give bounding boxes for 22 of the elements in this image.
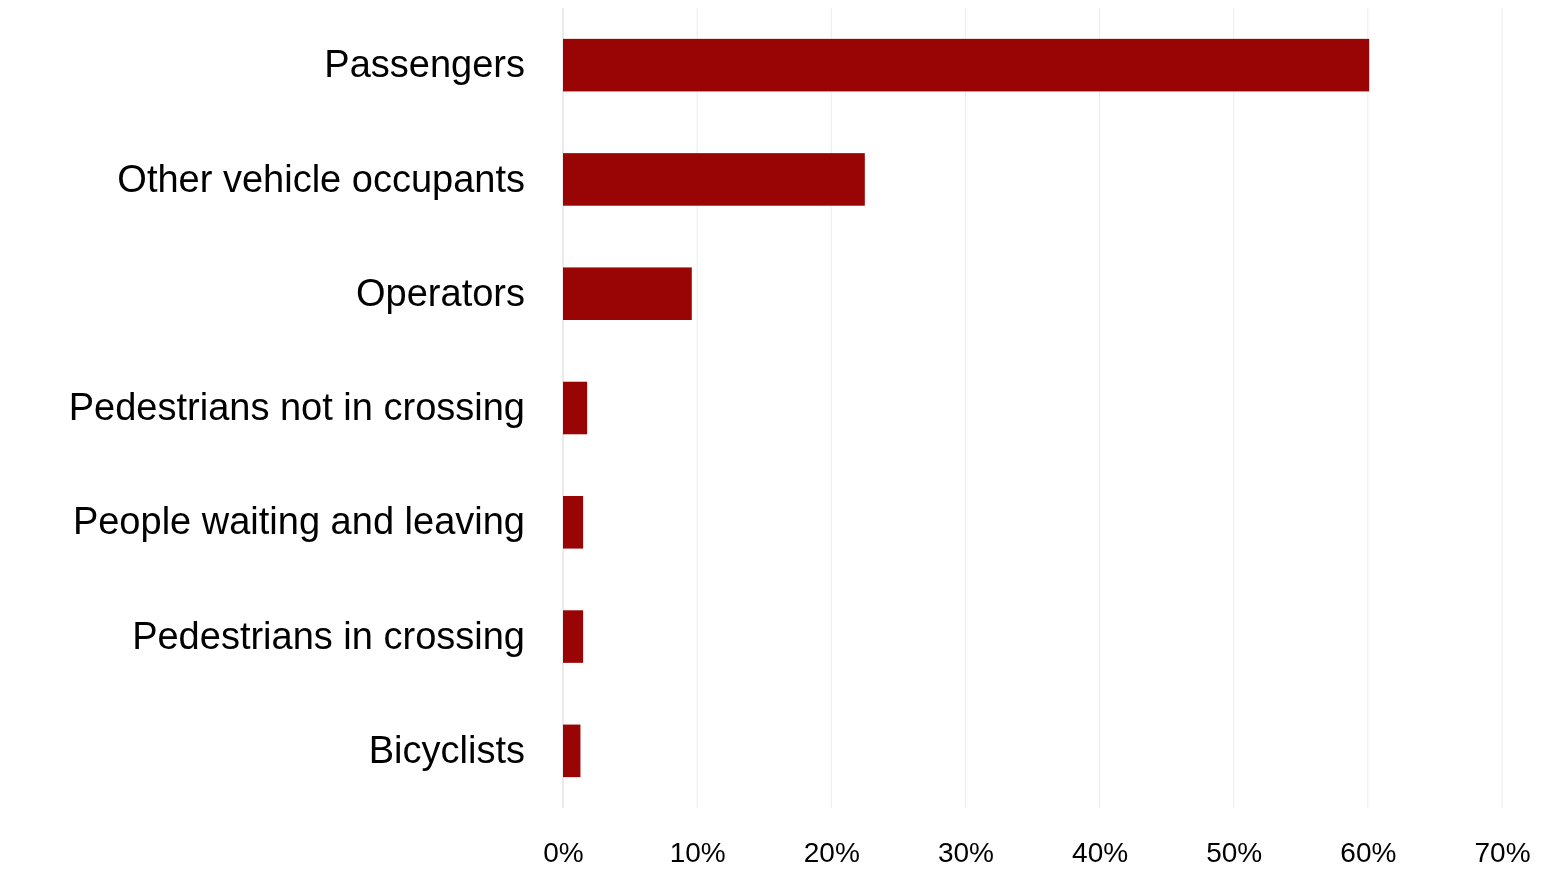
x-tick-label: 10% (669, 836, 726, 868)
y-tick-label: Pedestrians not in crossing (68, 386, 525, 429)
y-tick-label: Other vehicle occupants (117, 157, 525, 200)
x-tick-label: 0% (543, 836, 584, 868)
x-tick-label: 20% (803, 836, 860, 868)
y-tick-label: Operators (356, 271, 525, 314)
x-tick-label: 40% (1072, 836, 1129, 868)
y-tick-label: People waiting and leaving (72, 500, 525, 543)
bar (563, 267, 692, 320)
bar (563, 610, 584, 663)
x-tick-label: 50% (1206, 836, 1263, 868)
bar (563, 38, 1370, 92)
x-tick-label: 30% (937, 836, 994, 868)
y-tick-label: Passengers (324, 43, 525, 86)
bar (563, 381, 588, 435)
y-tick-label: Bicyclists (368, 729, 525, 772)
bar (563, 496, 584, 549)
bar (563, 153, 865, 206)
x-tick-label: 70% (1474, 836, 1531, 868)
x-tick-label: 60% (1340, 836, 1397, 868)
y-tick-label: Pedestrians in crossing (132, 614, 525, 657)
bar (563, 724, 581, 778)
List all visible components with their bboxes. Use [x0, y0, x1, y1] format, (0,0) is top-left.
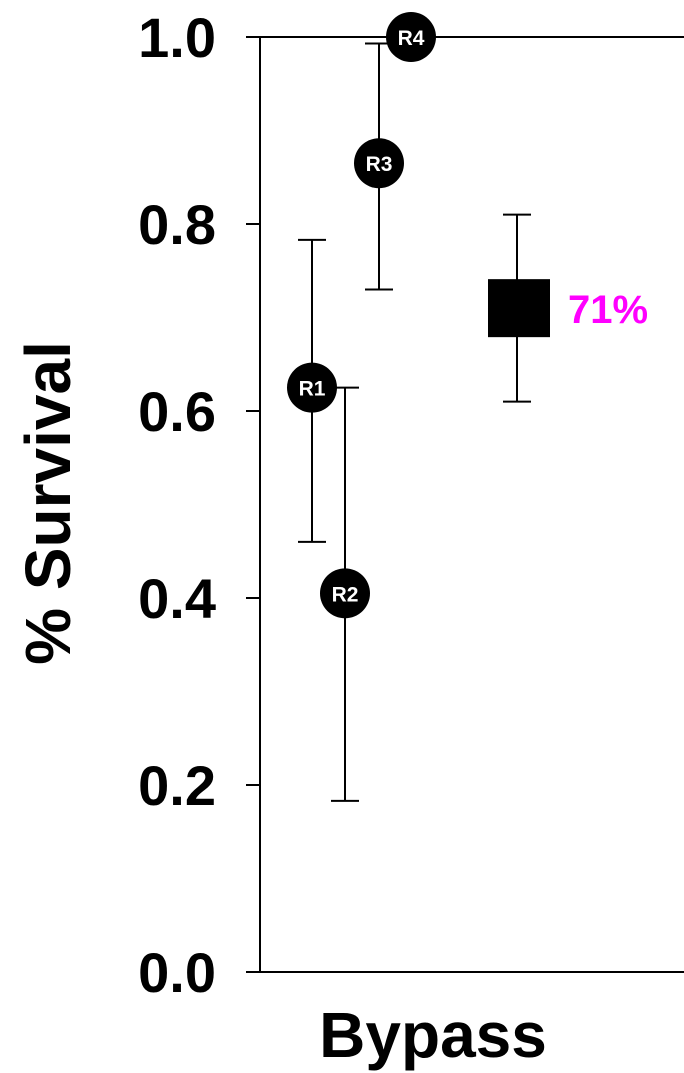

-----

To be done
Rewrite the whole listing, putting "chart" wherever "image" appears and changing nothing else. Leave out the pictures.

Written answer
give bounding boxes for 22 of the elements in this chart.
x-tick-label: 10% (669, 836, 726, 868)
y-tick-label: Pedestrians not in crossing (68, 386, 525, 429)
y-tick-label: Other vehicle occupants (117, 157, 525, 200)
x-tick-label: 0% (543, 836, 584, 868)
x-tick-label: 20% (803, 836, 860, 868)
y-tick-label: Operators (356, 271, 525, 314)
x-tick-label: 40% (1072, 836, 1129, 868)
y-tick-label: People waiting and leaving (72, 500, 525, 543)
bar (563, 267, 692, 320)
bar (563, 610, 584, 663)
x-tick-label: 50% (1206, 836, 1263, 868)
bar (563, 38, 1370, 92)
x-tick-label: 30% (937, 836, 994, 868)
y-tick-label: Passengers (324, 43, 525, 86)
bar (563, 381, 588, 435)
y-tick-label: Bicyclists (368, 729, 525, 772)
bar (563, 496, 584, 549)
bar (563, 153, 865, 206)
x-tick-label: 70% (1474, 836, 1531, 868)
x-tick-label: 60% (1340, 836, 1397, 868)
y-tick-label: Pedestrians in crossing (132, 614, 525, 657)
bar (563, 724, 581, 778)
List all visible components with their bboxes. Use [x0, y0, x1, y1] format, (0,0) is top-left.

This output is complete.